STATED TASK. Copy each line below in which the word "body" occurs.

(Stored data)
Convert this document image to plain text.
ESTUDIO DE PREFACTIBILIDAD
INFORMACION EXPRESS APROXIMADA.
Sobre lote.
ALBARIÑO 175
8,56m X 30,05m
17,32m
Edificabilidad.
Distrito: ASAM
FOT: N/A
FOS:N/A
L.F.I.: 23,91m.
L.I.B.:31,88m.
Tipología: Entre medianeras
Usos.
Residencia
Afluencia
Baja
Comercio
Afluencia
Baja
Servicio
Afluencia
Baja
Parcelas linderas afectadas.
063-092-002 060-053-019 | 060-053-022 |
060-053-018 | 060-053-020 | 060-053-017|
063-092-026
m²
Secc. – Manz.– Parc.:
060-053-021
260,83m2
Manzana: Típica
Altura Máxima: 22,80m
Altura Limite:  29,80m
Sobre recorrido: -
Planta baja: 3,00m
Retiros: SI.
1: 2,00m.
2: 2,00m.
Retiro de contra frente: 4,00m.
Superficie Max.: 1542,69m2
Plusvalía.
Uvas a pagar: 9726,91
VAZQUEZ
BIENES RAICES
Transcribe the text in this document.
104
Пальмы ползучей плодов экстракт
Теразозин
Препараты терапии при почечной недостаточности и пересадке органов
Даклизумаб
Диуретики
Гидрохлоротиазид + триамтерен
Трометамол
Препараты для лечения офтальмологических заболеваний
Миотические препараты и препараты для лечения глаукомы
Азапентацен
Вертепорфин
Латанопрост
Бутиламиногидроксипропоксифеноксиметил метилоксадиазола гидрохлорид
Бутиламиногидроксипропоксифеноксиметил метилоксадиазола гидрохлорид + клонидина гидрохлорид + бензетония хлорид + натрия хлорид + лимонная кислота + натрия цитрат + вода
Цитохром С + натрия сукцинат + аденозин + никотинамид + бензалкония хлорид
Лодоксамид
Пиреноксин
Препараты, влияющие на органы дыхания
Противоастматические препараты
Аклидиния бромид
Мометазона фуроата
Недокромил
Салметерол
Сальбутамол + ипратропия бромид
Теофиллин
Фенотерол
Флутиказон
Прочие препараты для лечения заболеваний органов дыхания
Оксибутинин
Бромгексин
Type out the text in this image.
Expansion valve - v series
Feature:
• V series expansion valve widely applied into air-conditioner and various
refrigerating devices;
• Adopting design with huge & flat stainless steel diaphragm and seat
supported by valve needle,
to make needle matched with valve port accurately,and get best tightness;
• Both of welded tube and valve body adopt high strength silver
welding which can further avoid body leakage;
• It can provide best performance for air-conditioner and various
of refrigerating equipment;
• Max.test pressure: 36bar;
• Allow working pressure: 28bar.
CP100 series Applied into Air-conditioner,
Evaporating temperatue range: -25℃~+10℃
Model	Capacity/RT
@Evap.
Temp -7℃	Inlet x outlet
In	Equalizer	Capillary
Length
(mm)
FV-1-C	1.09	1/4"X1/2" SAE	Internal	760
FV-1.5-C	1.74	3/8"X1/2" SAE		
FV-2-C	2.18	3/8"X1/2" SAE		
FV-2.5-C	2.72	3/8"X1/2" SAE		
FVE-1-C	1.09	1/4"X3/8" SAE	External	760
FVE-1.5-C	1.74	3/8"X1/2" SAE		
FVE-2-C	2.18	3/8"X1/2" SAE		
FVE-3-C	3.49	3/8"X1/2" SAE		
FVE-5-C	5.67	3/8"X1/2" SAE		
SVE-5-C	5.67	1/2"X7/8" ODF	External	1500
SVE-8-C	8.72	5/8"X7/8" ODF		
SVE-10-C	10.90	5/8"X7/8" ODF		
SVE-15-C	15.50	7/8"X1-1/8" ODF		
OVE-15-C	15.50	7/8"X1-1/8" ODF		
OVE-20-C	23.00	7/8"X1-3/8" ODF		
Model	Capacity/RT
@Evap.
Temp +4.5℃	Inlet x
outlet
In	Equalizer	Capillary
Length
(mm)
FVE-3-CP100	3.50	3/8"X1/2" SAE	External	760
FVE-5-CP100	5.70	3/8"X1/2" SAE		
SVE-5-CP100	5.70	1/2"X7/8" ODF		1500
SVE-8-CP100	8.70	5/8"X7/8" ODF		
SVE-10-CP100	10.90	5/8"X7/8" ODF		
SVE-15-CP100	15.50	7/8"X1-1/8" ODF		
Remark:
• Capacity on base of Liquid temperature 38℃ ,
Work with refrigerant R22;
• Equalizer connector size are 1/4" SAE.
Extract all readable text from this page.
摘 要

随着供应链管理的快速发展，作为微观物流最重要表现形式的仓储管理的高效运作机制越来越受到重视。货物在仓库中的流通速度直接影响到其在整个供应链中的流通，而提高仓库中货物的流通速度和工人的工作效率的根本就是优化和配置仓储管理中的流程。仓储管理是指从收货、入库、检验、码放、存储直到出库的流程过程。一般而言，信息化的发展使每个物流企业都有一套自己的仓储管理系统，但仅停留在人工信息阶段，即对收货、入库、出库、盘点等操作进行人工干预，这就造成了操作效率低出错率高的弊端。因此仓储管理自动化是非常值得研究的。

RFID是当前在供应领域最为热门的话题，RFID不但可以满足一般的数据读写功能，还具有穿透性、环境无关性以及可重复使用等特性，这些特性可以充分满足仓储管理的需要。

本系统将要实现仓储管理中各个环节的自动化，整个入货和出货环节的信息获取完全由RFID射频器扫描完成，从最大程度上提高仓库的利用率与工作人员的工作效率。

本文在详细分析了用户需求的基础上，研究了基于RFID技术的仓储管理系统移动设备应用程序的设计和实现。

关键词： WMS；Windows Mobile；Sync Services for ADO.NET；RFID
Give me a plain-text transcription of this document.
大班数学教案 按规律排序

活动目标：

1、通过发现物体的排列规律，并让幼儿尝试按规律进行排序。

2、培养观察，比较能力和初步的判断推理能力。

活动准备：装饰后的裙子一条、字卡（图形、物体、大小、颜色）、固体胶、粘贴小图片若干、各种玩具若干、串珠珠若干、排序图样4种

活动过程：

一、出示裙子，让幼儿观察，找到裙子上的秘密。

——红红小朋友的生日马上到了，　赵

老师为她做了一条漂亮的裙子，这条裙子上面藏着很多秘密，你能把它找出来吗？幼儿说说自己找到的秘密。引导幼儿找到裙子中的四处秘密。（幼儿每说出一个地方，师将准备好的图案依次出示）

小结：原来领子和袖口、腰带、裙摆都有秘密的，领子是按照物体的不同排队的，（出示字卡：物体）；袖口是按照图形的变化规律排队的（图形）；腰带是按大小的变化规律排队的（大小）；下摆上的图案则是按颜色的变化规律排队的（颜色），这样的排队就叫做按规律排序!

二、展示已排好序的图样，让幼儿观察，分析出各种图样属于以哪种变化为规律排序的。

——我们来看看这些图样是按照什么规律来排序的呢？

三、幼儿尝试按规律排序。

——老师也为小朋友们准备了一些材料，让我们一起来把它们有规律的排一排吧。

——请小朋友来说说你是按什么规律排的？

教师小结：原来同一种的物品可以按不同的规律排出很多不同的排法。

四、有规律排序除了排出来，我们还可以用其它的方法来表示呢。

WORKED SOLUTION.
• Both of welded tube and valve body adopt high strength silver
welding which can further avoid body leakage;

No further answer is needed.